- _What to do_: Retype the listing that follows, exactly as written.

■ ■ ■ ■ ■ ■ ■

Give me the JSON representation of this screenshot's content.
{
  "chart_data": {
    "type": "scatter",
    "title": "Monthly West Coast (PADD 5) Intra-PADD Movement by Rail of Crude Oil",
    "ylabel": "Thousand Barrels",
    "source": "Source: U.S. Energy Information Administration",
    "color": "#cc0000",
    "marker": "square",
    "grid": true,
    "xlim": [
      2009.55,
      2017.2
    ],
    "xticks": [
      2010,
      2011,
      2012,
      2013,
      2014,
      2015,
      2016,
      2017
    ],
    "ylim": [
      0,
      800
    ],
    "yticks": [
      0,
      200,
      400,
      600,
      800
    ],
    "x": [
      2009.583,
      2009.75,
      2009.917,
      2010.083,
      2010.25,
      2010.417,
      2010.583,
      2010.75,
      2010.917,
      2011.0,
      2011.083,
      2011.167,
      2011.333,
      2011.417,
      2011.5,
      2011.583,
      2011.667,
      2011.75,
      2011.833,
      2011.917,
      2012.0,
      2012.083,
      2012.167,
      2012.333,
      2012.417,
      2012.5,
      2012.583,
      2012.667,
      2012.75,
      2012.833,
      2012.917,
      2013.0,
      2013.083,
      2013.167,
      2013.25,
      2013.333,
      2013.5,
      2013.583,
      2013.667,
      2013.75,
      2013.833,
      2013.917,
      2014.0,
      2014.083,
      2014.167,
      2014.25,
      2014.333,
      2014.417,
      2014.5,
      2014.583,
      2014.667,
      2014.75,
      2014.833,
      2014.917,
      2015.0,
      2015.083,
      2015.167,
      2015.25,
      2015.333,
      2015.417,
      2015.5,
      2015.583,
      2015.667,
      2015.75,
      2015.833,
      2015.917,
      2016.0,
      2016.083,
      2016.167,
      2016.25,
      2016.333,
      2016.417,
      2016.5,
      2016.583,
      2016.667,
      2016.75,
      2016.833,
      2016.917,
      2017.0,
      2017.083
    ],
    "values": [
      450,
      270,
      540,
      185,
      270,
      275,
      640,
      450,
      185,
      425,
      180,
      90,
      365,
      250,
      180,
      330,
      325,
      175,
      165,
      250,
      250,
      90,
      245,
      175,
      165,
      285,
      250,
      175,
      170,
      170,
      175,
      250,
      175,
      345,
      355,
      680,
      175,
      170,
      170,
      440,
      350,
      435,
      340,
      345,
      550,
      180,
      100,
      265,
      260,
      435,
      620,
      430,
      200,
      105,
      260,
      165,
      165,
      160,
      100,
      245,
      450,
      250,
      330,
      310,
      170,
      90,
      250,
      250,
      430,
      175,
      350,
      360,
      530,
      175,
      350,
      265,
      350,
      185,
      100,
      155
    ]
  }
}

■ ■ ■ ■ ■ ■ ■

- _Response_:
Give me the JSON representation of this screenshot's content.
{
  "chart_data": {
    "type": "scatter",
    "title": "Monthly West Coast (PADD 5) Intra-PADD Movement by Rail of Crude Oil",
    "ylabel": "Thousand Barrels",
    "source": "Source: U.S. Energy Information Administration",
    "color": "#cc0000",
    "marker": "square",
    "grid": true,
    "xlim": [
      2009.55,
      2017.2
    ],
    "xticks": [
      2010,
      2011,
      2012,
      2013,
      2014,
      2015,
      2016,
      2017
    ],
    "ylim": [
      0,
      800
    ],
    "yticks": [
      0,
      200,
      400,
      600,
      800
    ],
    "x": [
      2009.583,
      2009.75,
      2009.917,
      2010.083,
      2010.25,
      2010.417,
      2010.583,
      2010.75,
      2010.917,
      2011.0,
      2011.083,
      2011.167,
      2011.333,
      2011.417,
      2011.5,
      2011.583,
      2011.667,
      2011.75,
      2011.833,
      2011.917,
      2012.0,
      2012.083,
      2012.167,
      2012.333,
      2012.417,
      2012.5,
      2012.583,
      2012.667,
      2012.75,
      2012.833,
      2012.917,
      2013.0,
      2013.083,
      2013.167,
      2013.25,
      2013.333,
      2013.5,
      2013.583,
      2013.667,
      2013.75,
      2013.833,
      2013.917,
      2014.0,
      2014.083,
      2014.167,
      2014.25,
      2014.333,
      2014.417,
      2014.5,
      2014.583,
      2014.667,
      2014.75,
      2014.833,
      2014.917,
      2015.0,
      2015.083,
      2015.167,
      2015.25,
      2015.333,
      2015.417,
      2015.5,
      2015.583,
      2015.667,
      2015.75,
      2015.833,
      2015.917,
      2016.0,
      2016.083,
      2016.167,
      2016.25,
      2016.333,
      2016.417,
      2016.5,
      2016.583,
      2016.667,
      2016.75,
      2016.833,
      2016.917,
      2017.0,
      2017.083
    ],
    "values": [
      450,
      270,
      540,
      185,
      270,
      275,
      640,
      450,
      185,
      425,
      180,
      90,
      365,
      250,
      180,
      330,
      325,
      175,
      165,
      250,
      250,
      90,
      245,
      175,
      165,
      285,
      250,
      175,
      170,
      170,
      175,
      250,
      175,
      345,
      355,
      680,
      175,
      170,
      170,
      440,
      350,
      435,
      340,
      345,
      550,
      180,
      100,
      265,
      260,
      435,
      620,
      430,
      200,
      105,
      260,
      165,
      165,
      160,
      100,
      245,
      450,
      250,
      330,
      310,
      170,
      90,
      250,
      250,
      430,
      175,
      350,
      360,
      530,
      175,
      350,
      265,
      350,
      185,
      100,
      155
    ]
  }
}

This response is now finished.